§ GIVEN INSTRUCTION:
Copy the material that follows word for word and omit its pictures.
↓↓↓
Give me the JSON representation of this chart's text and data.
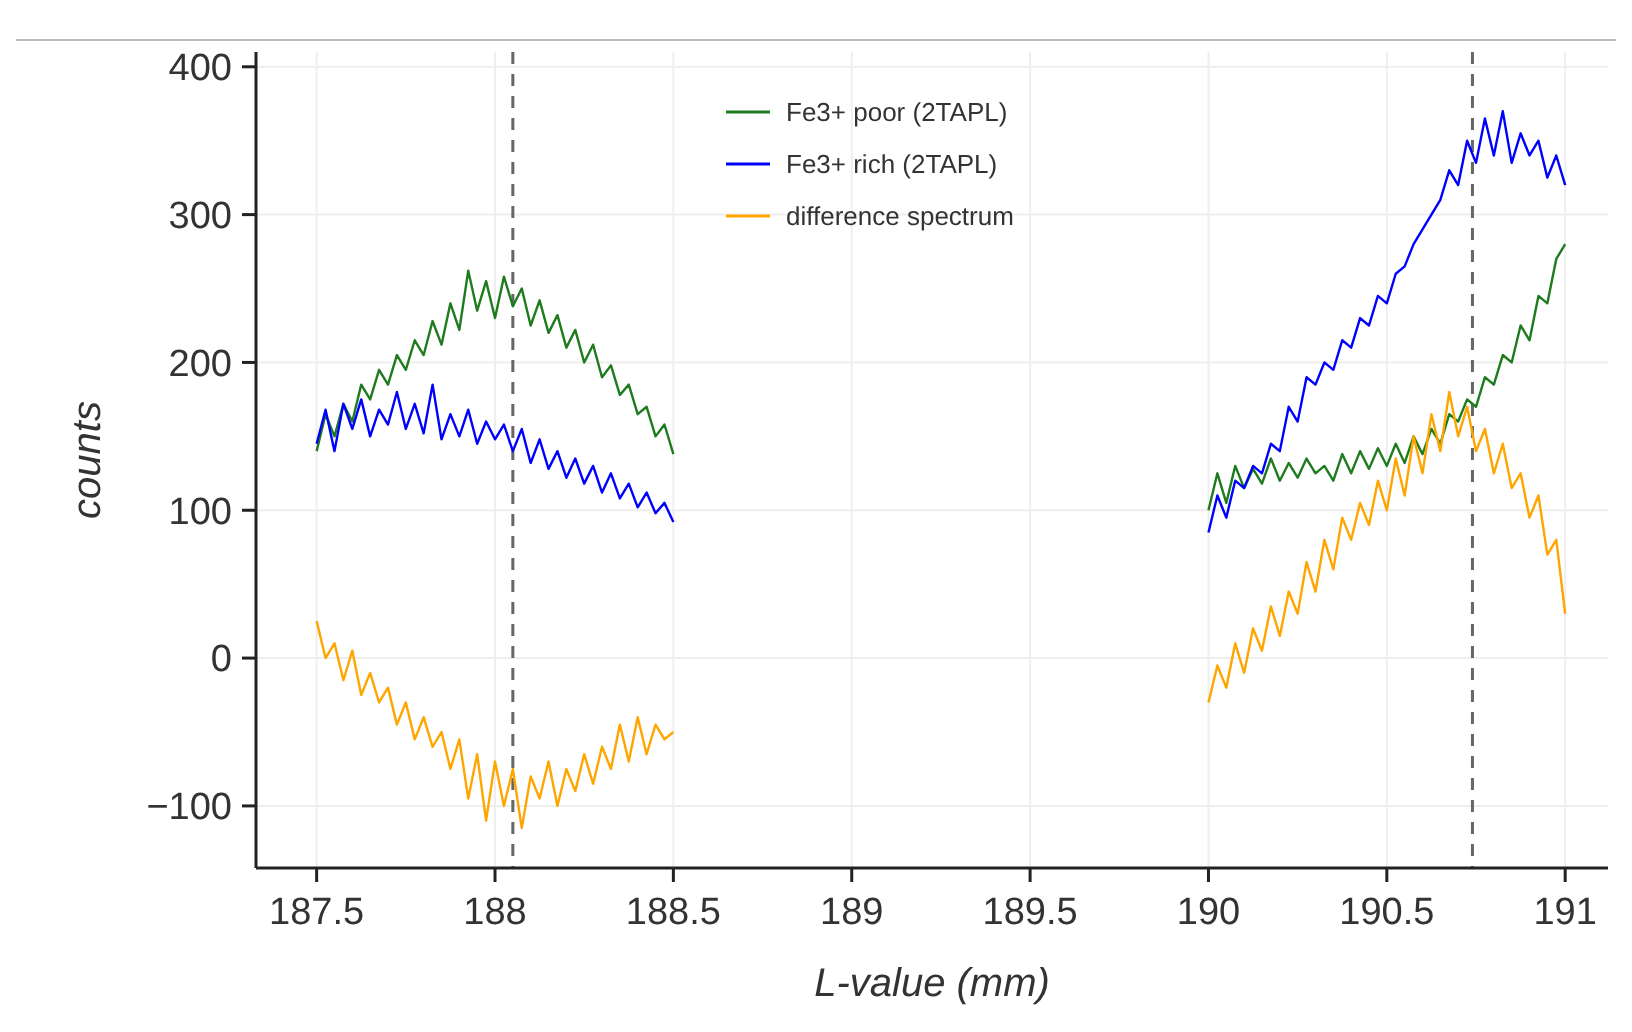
{
  "chart_data": {
    "type": "line",
    "xlabel": "L-value (mm)",
    "ylabel": "counts",
    "x": [
      187.5,
      187.525,
      187.55,
      187.575,
      187.6,
      187.625,
      187.65,
      187.675,
      187.7,
      187.725,
      187.75,
      187.775,
      187.8,
      187.825,
      187.85,
      187.875,
      187.9,
      187.925,
      187.95,
      187.975,
      188,
      188.025,
      188.05,
      188.075,
      188.1,
      188.125,
      188.15,
      188.175,
      188.2,
      188.225,
      188.25,
      188.275,
      188.3,
      188.325,
      188.35,
      188.375,
      188.4,
      188.425,
      188.45,
      188.475,
      188.5,
      190,
      190.025,
      190.05,
      190.075,
      190.1,
      190.125,
      190.15,
      190.175,
      190.2,
      190.225,
      190.25,
      190.275,
      190.3,
      190.325,
      190.35,
      190.375,
      190.4,
      190.425,
      190.45,
      190.475,
      190.5,
      190.525,
      190.55,
      190.575,
      190.6,
      190.625,
      190.65,
      190.675,
      190.7,
      190.725,
      190.75,
      190.775,
      190.8,
      190.825,
      190.85,
      190.875,
      190.9,
      190.925,
      190.95,
      190.975,
      191
    ],
    "series": [
      {
        "name": "Fe3+ poor (2TAPL)",
        "color": "#1e7b1e",
        "values": [
          140,
          165,
          150,
          172,
          160,
          185,
          175,
          195,
          185,
          205,
          195,
          215,
          205,
          228,
          212,
          240,
          222,
          262,
          235,
          255,
          230,
          258,
          238,
          250,
          225,
          242,
          220,
          232,
          210,
          222,
          200,
          212,
          190,
          198,
          178,
          185,
          165,
          170,
          150,
          158,
          138,
          100,
          125,
          105,
          130,
          115,
          128,
          118,
          135,
          120,
          132,
          122,
          135,
          125,
          130,
          120,
          138,
          125,
          140,
          128,
          142,
          130,
          145,
          132,
          150,
          138,
          155,
          145,
          165,
          160,
          175,
          170,
          190,
          185,
          205,
          200,
          225,
          215,
          245,
          240,
          270,
          280
        ]
      },
      {
        "name": "Fe3+ rich (2TAPL)",
        "color": "#0000ff",
        "values": [
          145,
          168,
          140,
          172,
          155,
          175,
          150,
          168,
          158,
          180,
          155,
          172,
          152,
          185,
          148,
          165,
          150,
          168,
          145,
          160,
          148,
          158,
          140,
          155,
          132,
          148,
          128,
          140,
          122,
          135,
          118,
          130,
          112,
          125,
          108,
          118,
          102,
          112,
          98,
          105,
          92,
          85,
          110,
          95,
          120,
          115,
          130,
          125,
          145,
          140,
          170,
          160,
          190,
          185,
          200,
          195,
          215,
          210,
          230,
          225,
          245,
          240,
          260,
          265,
          280,
          290,
          300,
          310,
          330,
          320,
          350,
          335,
          365,
          340,
          370,
          335,
          355,
          340,
          350,
          325,
          340,
          320
        ]
      },
      {
        "name": "difference spectrum",
        "color": "#ffa500",
        "values": [
          25,
          0,
          10,
          -15,
          5,
          -25,
          -10,
          -30,
          -20,
          -45,
          -30,
          -55,
          -40,
          -60,
          -50,
          -75,
          -55,
          -95,
          -65,
          -110,
          -70,
          -100,
          -75,
          -115,
          -80,
          -95,
          -70,
          -100,
          -75,
          -90,
          -65,
          -85,
          -60,
          -75,
          -45,
          -70,
          -40,
          -65,
          -45,
          -55,
          -50,
          -30,
          -5,
          -20,
          10,
          -10,
          20,
          5,
          35,
          15,
          45,
          30,
          65,
          45,
          80,
          60,
          95,
          80,
          105,
          90,
          120,
          100,
          135,
          110,
          150,
          125,
          165,
          140,
          180,
          150,
          170,
          140,
          155,
          125,
          145,
          115,
          125,
          95,
          110,
          70,
          80,
          30
        ]
      }
    ],
    "xlim": [
      187.33,
      191.12
    ],
    "xticks": [
      187.5,
      188,
      188.5,
      189,
      189.5,
      190,
      190.5,
      191
    ],
    "ylim": [
      -142,
      410
    ],
    "yticks": [
      -100,
      0,
      100,
      200,
      300,
      400
    ],
    "ref_lines": [
      {
        "axis": "x",
        "value": 188.05,
        "color": "#666666",
        "line_style": "dashed"
      },
      {
        "axis": "x",
        "value": 190.74,
        "color": "#666666",
        "line_style": "dashed"
      }
    ],
    "grid": true,
    "legend": "top",
    "marker": "none",
    "line_style": "solid"
  }
}
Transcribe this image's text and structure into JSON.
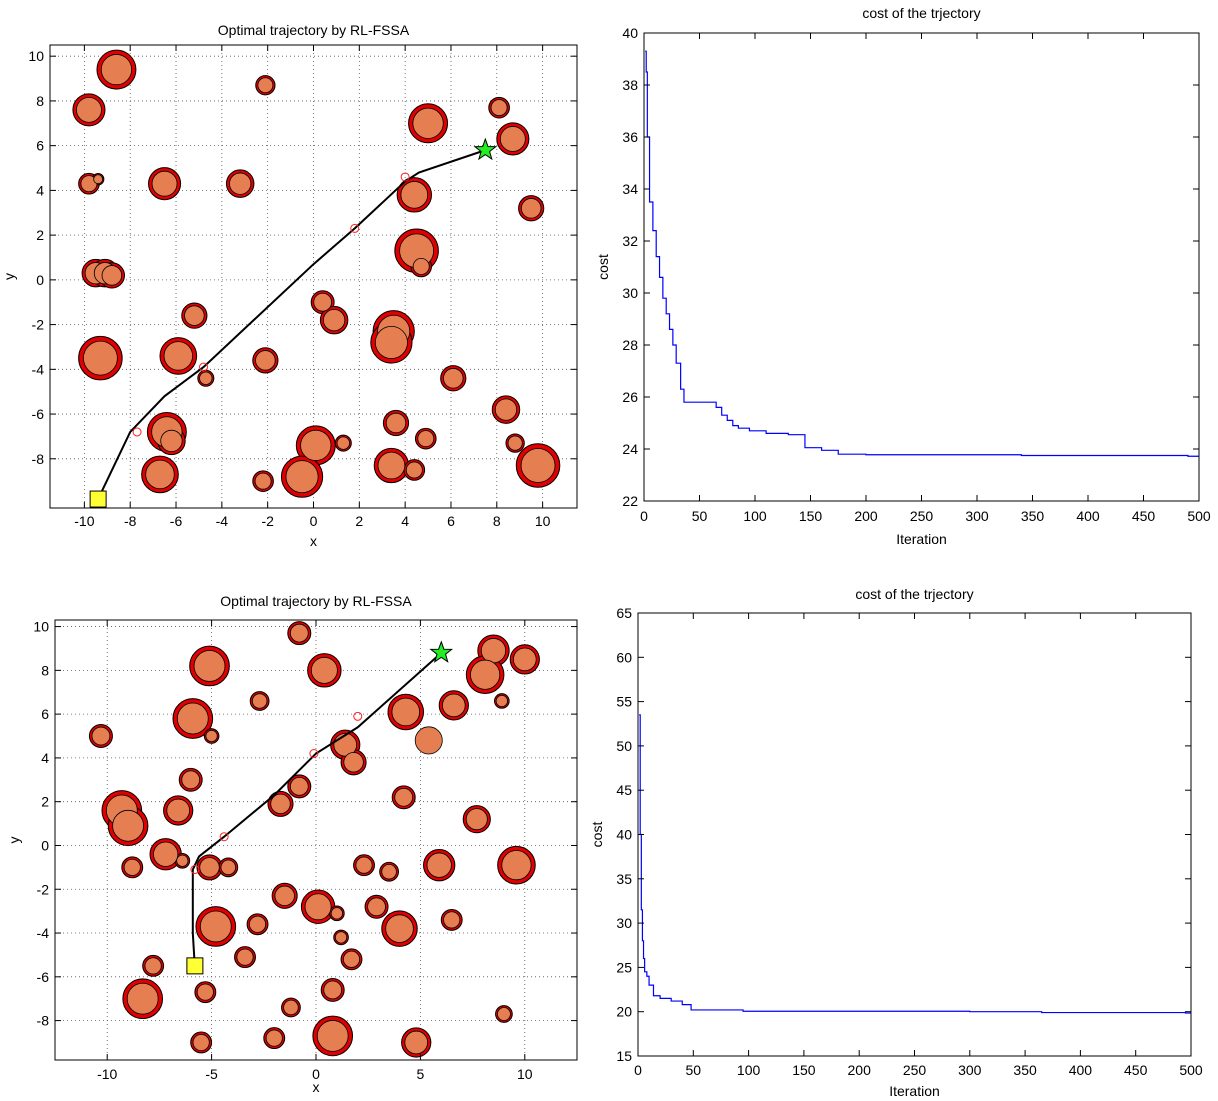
↑↑↑
§ FINAL RESULT:
Give me the JSON representation of this chart's text and data.
{
  "chart_data": {
    "type": "line",
    "xlabel": "L-value (mm)",
    "ylabel": "counts",
    "x": [
      187.5,
      187.525,
      187.55,
      187.575,
      187.6,
      187.625,
      187.65,
      187.675,
      187.7,
      187.725,
      187.75,
      187.775,
      187.8,
      187.825,
      187.85,
      187.875,
      187.9,
      187.925,
      187.95,
      187.975,
      188,
      188.025,
      188.05,
      188.075,
      188.1,
      188.125,
      188.15,
      188.175,
      188.2,
      188.225,
      188.25,
      188.275,
      188.3,
      188.325,
      188.35,
      188.375,
      188.4,
      188.425,
      188.45,
      188.475,
      188.5,
      190,
      190.025,
      190.05,
      190.075,
      190.1,
      190.125,
      190.15,
      190.175,
      190.2,
      190.225,
      190.25,
      190.275,
      190.3,
      190.325,
      190.35,
      190.375,
      190.4,
      190.425,
      190.45,
      190.475,
      190.5,
      190.525,
      190.55,
      190.575,
      190.6,
      190.625,
      190.65,
      190.675,
      190.7,
      190.725,
      190.75,
      190.775,
      190.8,
      190.825,
      190.85,
      190.875,
      190.9,
      190.925,
      190.95,
      190.975,
      191
    ],
    "series": [
      {
        "name": "Fe3+ poor (2TAPL)",
        "color": "#1e7b1e",
        "values": [
          140,
          165,
          150,
          172,
          160,
          185,
          175,
          195,
          185,
          205,
          195,
          215,
          205,
          228,
          212,
          240,
          222,
          262,
          235,
          255,
          230,
          258,
          238,
          250,
          225,
          242,
          220,
          232,
          210,
          222,
          200,
          212,
          190,
          198,
          178,
          185,
          165,
          170,
          150,
          158,
          138,
          100,
          125,
          105,
          130,
          115,
          128,
          118,
          135,
          120,
          132,
          122,
          135,
          125,
          130,
          120,
          138,
          125,
          140,
          128,
          142,
          130,
          145,
          132,
          150,
          138,
          155,
          145,
          165,
          160,
          175,
          170,
          190,
          185,
          205,
          200,
          225,
          215,
          245,
          240,
          270,
          280
        ]
      },
      {
        "name": "Fe3+ rich (2TAPL)",
        "color": "#0000ff",
        "values": [
          145,
          168,
          140,
          172,
          155,
          175,
          150,
          168,
          158,
          180,
          155,
          172,
          152,
          185,
          148,
          165,
          150,
          168,
          145,
          160,
          148,
          158,
          140,
          155,
          132,
          148,
          128,
          140,
          122,
          135,
          118,
          130,
          112,
          125,
          108,
          118,
          102,
          112,
          98,
          105,
          92,
          85,
          110,
          95,
          120,
          115,
          130,
          125,
          145,
          140,
          170,
          160,
          190,
          185,
          200,
          195,
          215,
          210,
          230,
          225,
          245,
          240,
          260,
          265,
          280,
          290,
          300,
          310,
          330,
          320,
          350,
          335,
          365,
          340,
          370,
          335,
          355,
          340,
          350,
          325,
          340,
          320
        ]
      },
      {
        "name": "difference spectrum",
        "color": "#ffa500",
        "values": [
          25,
          0,
          10,
          -15,
          5,
          -25,
          -10,
          -30,
          -20,
          -45,
          -30,
          -55,
          -40,
          -60,
          -50,
          -75,
          -55,
          -95,
          -65,
          -110,
          -70,
          -100,
          -75,
          -115,
          -80,
          -95,
          -70,
          -100,
          -75,
          -90,
          -65,
          -85,
          -60,
          -75,
          -45,
          -70,
          -40,
          -65,
          -45,
          -55,
          -50,
          -30,
          -5,
          -20,
          10,
          -10,
          20,
          5,
          35,
          15,
          45,
          30,
          65,
          45,
          80,
          60,
          95,
          80,
          105,
          90,
          120,
          100,
          135,
          110,
          150,
          125,
          165,
          140,
          180,
          150,
          170,
          140,
          155,
          125,
          145,
          115,
          125,
          95,
          110,
          70,
          80,
          30
        ]
      }
    ],
    "xlim": [
      187.33,
      191.12
    ],
    "xticks": [
      187.5,
      188,
      188.5,
      189,
      189.5,
      190,
      190.5,
      191
    ],
    "ylim": [
      -142,
      410
    ],
    "yticks": [
      -100,
      0,
      100,
      200,
      300,
      400
    ],
    "ref_lines": [
      {
        "axis": "x",
        "value": 188.05,
        "color": "#666666",
        "line_style": "dashed"
      },
      {
        "axis": "x",
        "value": 190.74,
        "color": "#666666",
        "line_style": "dashed"
      }
    ],
    "grid": true,
    "legend": "top",
    "marker": "none",
    "line_style": "solid"
  }
}
Transcribe this image's text and structure into JSON.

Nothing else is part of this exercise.